Provided data:

::::::

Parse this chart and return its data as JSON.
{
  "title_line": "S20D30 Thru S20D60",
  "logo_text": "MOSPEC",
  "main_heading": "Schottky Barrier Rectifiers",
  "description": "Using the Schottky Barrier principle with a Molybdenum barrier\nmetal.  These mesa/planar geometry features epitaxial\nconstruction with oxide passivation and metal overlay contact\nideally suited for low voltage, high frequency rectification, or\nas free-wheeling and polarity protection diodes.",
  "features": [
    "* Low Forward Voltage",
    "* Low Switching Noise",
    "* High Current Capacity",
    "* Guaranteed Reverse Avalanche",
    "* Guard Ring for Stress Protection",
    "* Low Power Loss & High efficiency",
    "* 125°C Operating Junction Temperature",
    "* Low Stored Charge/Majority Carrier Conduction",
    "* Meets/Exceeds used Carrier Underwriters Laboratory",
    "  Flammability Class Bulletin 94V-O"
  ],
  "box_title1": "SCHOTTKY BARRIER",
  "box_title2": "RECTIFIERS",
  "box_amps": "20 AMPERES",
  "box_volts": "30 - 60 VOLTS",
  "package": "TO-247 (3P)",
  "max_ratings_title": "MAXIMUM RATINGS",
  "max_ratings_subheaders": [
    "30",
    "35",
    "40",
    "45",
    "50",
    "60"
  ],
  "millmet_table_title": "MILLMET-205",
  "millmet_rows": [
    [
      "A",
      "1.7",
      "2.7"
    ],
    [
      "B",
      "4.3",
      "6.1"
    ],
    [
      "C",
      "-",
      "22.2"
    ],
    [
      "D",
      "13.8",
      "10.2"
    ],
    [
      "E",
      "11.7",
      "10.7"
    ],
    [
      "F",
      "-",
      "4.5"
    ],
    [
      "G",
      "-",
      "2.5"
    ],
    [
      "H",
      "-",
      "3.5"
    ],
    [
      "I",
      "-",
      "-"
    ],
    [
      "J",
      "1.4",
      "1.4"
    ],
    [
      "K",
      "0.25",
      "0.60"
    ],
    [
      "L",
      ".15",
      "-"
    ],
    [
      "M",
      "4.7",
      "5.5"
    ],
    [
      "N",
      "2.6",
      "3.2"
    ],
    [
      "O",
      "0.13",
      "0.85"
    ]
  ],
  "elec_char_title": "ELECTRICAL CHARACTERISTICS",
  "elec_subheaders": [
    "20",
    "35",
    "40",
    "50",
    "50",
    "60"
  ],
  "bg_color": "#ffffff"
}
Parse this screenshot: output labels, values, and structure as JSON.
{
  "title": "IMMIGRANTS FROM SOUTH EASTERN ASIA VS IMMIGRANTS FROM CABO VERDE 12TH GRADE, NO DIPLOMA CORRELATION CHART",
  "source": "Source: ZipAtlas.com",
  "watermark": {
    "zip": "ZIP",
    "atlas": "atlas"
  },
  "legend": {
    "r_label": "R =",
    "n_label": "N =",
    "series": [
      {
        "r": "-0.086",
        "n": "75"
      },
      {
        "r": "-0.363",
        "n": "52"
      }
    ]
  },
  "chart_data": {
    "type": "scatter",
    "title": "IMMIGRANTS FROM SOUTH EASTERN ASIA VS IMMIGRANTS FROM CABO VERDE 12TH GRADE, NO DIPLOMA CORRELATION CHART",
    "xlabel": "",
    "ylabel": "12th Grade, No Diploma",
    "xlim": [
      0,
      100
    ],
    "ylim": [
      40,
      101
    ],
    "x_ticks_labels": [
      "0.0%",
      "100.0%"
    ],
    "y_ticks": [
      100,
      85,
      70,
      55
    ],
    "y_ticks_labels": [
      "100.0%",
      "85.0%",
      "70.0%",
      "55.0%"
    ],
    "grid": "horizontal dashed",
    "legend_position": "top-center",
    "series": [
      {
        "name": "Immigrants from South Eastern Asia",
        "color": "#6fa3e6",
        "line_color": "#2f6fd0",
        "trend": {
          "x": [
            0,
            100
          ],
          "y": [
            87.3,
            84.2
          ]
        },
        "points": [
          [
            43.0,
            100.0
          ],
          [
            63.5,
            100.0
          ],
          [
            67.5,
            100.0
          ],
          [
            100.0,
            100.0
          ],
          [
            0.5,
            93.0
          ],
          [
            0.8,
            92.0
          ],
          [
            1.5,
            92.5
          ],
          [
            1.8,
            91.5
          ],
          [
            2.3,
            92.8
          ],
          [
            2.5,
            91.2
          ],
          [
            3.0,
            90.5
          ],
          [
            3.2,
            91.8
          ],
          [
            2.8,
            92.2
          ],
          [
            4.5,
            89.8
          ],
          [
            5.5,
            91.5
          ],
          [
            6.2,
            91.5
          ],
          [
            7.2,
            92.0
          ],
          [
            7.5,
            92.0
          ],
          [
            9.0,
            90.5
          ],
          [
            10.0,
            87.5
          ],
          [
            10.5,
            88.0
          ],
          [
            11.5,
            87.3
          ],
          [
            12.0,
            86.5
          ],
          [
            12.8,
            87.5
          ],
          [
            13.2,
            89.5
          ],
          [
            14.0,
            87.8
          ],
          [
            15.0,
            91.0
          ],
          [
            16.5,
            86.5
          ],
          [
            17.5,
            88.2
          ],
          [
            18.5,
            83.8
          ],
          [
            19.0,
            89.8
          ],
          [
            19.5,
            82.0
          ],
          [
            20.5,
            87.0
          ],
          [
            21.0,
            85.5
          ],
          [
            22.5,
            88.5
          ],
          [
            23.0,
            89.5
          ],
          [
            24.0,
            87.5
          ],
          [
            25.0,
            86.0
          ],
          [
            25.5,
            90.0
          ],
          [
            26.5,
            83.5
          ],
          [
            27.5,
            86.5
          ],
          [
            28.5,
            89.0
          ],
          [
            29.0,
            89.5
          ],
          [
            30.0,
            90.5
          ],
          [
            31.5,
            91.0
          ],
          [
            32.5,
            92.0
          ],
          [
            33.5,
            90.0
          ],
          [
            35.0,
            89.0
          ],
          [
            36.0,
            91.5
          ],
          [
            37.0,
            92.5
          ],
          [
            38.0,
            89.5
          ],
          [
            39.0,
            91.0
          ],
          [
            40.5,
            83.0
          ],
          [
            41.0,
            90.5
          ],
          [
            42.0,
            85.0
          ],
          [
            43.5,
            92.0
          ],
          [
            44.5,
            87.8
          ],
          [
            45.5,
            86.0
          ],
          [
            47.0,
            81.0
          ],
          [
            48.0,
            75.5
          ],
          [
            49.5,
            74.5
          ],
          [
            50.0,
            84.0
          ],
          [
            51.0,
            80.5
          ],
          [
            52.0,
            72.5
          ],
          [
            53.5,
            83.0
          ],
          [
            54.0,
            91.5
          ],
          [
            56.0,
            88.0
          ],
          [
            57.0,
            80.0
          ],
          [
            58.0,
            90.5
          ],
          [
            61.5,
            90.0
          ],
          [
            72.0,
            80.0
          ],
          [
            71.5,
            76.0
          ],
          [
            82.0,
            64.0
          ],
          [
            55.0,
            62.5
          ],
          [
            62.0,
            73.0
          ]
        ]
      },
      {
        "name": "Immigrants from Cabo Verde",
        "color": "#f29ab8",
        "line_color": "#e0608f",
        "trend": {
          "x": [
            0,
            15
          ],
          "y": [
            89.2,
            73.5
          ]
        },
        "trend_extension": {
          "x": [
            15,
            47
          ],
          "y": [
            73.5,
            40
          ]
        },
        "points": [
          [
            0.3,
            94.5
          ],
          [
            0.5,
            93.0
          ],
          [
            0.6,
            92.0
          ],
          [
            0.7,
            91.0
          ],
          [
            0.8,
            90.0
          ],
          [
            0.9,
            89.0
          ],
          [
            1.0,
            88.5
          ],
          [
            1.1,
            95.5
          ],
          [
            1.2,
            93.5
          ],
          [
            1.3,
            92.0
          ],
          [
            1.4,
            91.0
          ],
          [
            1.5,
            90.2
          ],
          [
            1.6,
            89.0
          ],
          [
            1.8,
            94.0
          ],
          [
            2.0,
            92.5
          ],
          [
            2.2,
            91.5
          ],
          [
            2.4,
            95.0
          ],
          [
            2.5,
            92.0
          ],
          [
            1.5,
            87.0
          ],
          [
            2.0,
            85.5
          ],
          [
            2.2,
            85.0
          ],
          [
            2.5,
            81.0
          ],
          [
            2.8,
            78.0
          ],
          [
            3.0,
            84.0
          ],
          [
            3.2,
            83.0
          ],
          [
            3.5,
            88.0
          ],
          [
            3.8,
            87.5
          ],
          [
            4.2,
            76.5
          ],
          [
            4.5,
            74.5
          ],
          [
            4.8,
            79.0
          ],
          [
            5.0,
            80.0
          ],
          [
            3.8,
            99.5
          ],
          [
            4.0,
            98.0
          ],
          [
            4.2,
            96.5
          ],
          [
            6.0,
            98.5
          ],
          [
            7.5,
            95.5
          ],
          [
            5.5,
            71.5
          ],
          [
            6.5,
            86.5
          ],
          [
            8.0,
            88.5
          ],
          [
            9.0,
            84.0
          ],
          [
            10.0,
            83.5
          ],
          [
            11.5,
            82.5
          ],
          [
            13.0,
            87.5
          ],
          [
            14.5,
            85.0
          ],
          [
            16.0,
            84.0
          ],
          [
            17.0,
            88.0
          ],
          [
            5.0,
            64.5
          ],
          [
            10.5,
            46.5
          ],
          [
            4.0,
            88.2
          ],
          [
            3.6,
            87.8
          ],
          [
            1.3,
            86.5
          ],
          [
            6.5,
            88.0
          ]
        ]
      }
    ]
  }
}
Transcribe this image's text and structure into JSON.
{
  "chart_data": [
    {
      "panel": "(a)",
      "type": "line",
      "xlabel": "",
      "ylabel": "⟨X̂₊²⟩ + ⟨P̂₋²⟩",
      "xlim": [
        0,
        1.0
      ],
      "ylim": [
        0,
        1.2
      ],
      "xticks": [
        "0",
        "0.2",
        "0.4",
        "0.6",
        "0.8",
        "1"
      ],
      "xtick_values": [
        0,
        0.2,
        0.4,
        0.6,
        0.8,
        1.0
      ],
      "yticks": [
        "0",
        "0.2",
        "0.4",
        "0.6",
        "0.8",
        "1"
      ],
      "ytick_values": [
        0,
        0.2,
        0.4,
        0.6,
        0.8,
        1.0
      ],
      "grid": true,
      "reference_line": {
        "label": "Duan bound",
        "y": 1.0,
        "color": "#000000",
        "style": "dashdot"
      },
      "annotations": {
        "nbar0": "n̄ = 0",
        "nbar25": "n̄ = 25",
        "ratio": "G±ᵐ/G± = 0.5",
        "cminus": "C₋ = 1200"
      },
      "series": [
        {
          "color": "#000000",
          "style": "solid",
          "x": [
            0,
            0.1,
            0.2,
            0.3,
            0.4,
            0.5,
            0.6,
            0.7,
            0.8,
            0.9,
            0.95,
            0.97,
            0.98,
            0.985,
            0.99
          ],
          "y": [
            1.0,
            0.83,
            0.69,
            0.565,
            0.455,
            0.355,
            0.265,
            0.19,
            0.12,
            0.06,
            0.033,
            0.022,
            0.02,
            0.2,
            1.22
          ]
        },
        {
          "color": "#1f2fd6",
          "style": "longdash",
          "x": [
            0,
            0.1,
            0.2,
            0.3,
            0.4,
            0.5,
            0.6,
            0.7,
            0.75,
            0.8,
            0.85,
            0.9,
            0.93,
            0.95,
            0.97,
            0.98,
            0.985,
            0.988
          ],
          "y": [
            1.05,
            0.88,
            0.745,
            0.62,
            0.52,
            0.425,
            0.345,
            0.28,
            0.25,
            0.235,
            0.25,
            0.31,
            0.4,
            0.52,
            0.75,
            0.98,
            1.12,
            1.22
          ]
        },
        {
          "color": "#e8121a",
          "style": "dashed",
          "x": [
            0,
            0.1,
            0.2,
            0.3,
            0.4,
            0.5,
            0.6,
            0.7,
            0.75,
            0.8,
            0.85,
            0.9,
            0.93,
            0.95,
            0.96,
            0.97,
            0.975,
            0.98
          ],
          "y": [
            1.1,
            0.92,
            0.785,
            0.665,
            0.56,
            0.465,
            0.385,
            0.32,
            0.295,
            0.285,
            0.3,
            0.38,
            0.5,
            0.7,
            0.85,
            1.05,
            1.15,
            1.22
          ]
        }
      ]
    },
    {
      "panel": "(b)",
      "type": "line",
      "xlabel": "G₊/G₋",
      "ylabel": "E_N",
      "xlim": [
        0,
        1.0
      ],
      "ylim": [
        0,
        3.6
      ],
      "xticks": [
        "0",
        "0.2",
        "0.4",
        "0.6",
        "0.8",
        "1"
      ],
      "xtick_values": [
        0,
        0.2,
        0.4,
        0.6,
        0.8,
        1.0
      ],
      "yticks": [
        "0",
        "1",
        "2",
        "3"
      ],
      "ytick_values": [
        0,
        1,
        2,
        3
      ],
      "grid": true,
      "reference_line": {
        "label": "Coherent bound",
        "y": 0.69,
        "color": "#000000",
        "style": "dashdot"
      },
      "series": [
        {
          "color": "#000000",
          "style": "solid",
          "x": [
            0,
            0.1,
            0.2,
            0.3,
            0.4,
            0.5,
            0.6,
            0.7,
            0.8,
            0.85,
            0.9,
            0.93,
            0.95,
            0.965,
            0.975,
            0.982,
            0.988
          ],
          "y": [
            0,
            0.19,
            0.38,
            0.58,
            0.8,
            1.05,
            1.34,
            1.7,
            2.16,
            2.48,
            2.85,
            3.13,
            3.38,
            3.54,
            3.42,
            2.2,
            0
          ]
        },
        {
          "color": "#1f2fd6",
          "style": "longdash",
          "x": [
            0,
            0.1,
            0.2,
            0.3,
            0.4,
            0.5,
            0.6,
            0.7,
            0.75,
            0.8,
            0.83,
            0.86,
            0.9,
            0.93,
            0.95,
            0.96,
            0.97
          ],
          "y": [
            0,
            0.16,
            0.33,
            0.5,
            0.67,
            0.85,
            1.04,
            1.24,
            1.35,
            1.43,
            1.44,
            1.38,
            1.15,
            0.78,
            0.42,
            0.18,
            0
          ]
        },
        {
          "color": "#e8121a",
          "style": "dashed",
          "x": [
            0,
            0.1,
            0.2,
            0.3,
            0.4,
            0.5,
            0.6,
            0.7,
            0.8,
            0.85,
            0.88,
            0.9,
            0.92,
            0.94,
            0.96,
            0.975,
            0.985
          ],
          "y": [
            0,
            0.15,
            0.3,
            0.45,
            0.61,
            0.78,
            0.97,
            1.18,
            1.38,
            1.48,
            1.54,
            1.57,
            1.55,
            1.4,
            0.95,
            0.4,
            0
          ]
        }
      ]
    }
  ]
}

::::::

Set exercise:
From the entries above, extract each line containing "this".

Task output:
Parse this chart and return its data as JSON.
Parse this screenshot: output labels, values, and structure as JSON.
Transcribe this image's text and structure into JSON.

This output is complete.